** What you have to do **
Quote every line of the material beneath this one.

** Data to use **
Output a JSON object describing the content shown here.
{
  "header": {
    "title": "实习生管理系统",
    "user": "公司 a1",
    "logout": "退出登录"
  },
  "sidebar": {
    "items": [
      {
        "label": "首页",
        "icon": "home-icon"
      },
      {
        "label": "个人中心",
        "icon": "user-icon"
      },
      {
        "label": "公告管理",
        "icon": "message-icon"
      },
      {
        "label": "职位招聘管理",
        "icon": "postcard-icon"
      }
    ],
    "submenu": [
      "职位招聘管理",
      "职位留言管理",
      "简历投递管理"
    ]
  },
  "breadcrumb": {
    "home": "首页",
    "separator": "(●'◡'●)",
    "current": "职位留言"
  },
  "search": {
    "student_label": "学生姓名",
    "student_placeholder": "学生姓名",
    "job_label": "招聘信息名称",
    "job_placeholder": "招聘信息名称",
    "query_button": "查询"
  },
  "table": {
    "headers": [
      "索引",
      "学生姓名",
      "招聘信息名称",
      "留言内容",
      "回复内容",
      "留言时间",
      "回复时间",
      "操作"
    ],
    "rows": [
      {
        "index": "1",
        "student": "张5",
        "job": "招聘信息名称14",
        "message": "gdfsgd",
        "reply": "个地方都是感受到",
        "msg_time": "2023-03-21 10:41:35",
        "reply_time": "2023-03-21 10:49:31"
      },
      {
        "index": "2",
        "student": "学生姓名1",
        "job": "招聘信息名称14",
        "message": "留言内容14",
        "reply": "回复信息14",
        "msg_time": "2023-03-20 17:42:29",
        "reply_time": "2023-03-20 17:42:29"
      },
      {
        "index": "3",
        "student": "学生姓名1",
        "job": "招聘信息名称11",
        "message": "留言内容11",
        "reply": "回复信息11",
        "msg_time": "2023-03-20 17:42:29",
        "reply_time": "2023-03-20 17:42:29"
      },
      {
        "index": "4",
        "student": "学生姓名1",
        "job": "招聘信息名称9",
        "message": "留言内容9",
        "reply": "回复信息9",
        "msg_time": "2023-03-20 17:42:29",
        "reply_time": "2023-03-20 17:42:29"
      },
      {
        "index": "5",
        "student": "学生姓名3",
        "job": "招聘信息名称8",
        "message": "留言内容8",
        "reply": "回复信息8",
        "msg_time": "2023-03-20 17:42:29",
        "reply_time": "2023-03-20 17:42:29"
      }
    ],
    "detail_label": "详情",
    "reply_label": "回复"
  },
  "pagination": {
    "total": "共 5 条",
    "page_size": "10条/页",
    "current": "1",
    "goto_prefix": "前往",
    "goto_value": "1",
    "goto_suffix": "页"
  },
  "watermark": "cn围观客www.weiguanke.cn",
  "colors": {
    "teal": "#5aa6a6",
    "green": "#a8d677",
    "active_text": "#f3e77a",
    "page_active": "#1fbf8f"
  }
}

** Exercise result **
Output a JSON object describing the content shown here.
{
  "header": {
    "title": "实习生管理系统",
    "user": "公司 a1",
    "logout": "退出登录"
  },
  "sidebar": {
    "items": [
      {
        "label": "首页",
        "icon": "home-icon"
      },
      {
        "label": "个人中心",
        "icon": "user-icon"
      },
      {
        "label": "公告管理",
        "icon": "message-icon"
      },
      {
        "label": "职位招聘管理",
        "icon": "postcard-icon"
      }
    ],
    "submenu": [
      "职位招聘管理",
      "职位留言管理",
      "简历投递管理"
    ]
  },
  "breadcrumb": {
    "home": "首页",
    "separator": "(●'◡'●)",
    "current": "职位留言"
  },
  "search": {
    "student_label": "学生姓名",
    "student_placeholder": "学生姓名",
    "job_label": "招聘信息名称",
    "job_placeholder": "招聘信息名称",
    "query_button": "查询"
  },
  "table": {
    "headers": [
      "索引",
      "学生姓名",
      "招聘信息名称",
      "留言内容",
      "回复内容",
      "留言时间",
      "回复时间",
      "操作"
    ],
    "rows": [
      {
        "index": "1",
        "student": "张5",
        "job": "招聘信息名称14",
        "message": "gdfsgd",
        "reply": "个地方都是感受到",
        "msg_time": "2023-03-21 10:41:35",
        "reply_time": "2023-03-21 10:49:31"
      },
      {
        "index": "2",
        "student": "学生姓名1",
        "job": "招聘信息名称14",
        "message": "留言内容14",
        "reply": "回复信息14",
        "msg_time": "2023-03-20 17:42:29",
        "reply_time": "2023-03-20 17:42:29"
      },
      {
        "index": "3",
        "student": "学生姓名1",
        "job": "招聘信息名称11",
        "message": "留言内容11",
        "reply": "回复信息11",
        "msg_time": "2023-03-20 17:42:29",
        "reply_time": "2023-03-20 17:42:29"
      },
      {
        "index": "4",
        "student": "学生姓名1",
        "job": "招聘信息名称9",
        "message": "留言内容9",
        "reply": "回复信息9",
        "msg_time": "2023-03-20 17:42:29",
        "reply_time": "2023-03-20 17:42:29"
      },
      {
        "index": "5",
        "student": "学生姓名3",
        "job": "招聘信息名称8",
        "message": "留言内容8",
        "reply": "回复信息8",
        "msg_time": "2023-03-20 17:42:29",
        "reply_time": "2023-03-20 17:42:29"
      }
    ],
    "detail_label": "详情",
    "reply_label": "回复"
  },
  "pagination": {
    "total": "共 5 条",
    "page_size": "10条/页",
    "current": "1",
    "goto_prefix": "前往",
    "goto_value": "1",
    "goto_suffix": "页"
  },
  "watermark": "cn围观客www.weiguanke.cn",
  "colors": {
    "teal": "#5aa6a6",
    "green": "#a8d677",
    "active_text": "#f3e77a",
    "page_active": "#1fbf8f"
  }
}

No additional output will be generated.